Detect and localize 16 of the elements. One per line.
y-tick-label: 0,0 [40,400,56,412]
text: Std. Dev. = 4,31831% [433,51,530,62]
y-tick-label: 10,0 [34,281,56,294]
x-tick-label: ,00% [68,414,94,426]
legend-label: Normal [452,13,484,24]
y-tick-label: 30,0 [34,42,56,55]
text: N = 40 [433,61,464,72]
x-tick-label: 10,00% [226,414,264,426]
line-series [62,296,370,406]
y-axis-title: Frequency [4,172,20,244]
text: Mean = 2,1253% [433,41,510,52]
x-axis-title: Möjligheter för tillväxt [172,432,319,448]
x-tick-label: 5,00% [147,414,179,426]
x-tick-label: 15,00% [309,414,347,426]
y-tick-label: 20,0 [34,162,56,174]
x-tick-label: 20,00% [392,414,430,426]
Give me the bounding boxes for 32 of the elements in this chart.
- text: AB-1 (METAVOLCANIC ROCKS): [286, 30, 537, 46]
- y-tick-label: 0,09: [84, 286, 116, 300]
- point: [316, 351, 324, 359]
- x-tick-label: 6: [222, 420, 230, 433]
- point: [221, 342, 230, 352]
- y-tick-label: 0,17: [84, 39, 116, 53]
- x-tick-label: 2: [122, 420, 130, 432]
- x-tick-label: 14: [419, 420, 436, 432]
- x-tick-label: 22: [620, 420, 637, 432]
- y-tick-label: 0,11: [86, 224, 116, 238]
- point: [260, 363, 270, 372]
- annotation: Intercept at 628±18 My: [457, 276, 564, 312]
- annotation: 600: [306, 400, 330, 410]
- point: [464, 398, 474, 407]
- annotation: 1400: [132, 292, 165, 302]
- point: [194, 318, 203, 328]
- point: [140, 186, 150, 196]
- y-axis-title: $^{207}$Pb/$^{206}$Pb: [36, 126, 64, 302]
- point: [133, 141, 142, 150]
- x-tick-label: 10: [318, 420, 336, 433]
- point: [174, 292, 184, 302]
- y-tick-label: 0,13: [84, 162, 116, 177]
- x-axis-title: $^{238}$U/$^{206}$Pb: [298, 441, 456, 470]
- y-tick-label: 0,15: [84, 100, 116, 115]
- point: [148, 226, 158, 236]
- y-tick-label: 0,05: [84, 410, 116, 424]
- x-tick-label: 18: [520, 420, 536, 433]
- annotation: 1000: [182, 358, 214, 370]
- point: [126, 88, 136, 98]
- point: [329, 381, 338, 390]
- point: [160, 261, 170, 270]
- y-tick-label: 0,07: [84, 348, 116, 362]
# # # # # # #
▶ [WHAT IS ASKED] Recast the rows as a JSON list of strings, one per line and with blank lines left out, starting at the first row and ending at the line that contains "- x-tick-label: 2: [122, 420, 130, 432]".

▶ [REPLY TO THE TASK]
[
  "Detect and localize 16 of the elements. One per line.",
  "y-tick-label: 0,0 [40,400,56,412]",
  "text: Std. Dev. = 4,31831% [433,51,530,62]",
  "y-tick-label: 10,0 [34,281,56,294]",
  "x-tick-label: ,00% [68,414,94,426]",
  "legend-label: Normal [452,13,484,24]",
  "y-tick-label: 30,0 [34,42,56,55]",
  "text: N = 40 [433,61,464,72]",
  "x-tick-label: 10,00% [226,414,264,426]",
  "line-series [62,296,370,406]",
  "y-axis-title: Frequency [4,172,20,244]",
  "text: Mean = 2,1253% [433,41,510,52]",
  "x-axis-title: Möjligheter för tillväxt [172,432,319,448]",
  "x-tick-label: 5,00% [147,414,179,426]",
  "x-tick-label: 15,00% [309,414,347,426]",
  "y-tick-label: 20,0 [34,162,56,174]",
  "x-tick-label: 20,00% [392,414,430,426]",
  "Give me the bounding boxes for 32 of the elements in this chart.",
  "- text: AB-1 (METAVOLCANIC ROCKS): [286, 30, 537, 46]",
  "- y-tick-label: 0,09: [84, 286, 116, 300]",
  "- point: [316, 351, 324, 359]",
  "- x-tick-label: 6: [222, 420, 230, 433]",
  "- point: [221, 342, 230, 352]",
  "- y-tick-label: 0,17: [84, 39, 116, 53]",
  "- x-tick-label: 2: [122, 420, 130, 432]"
]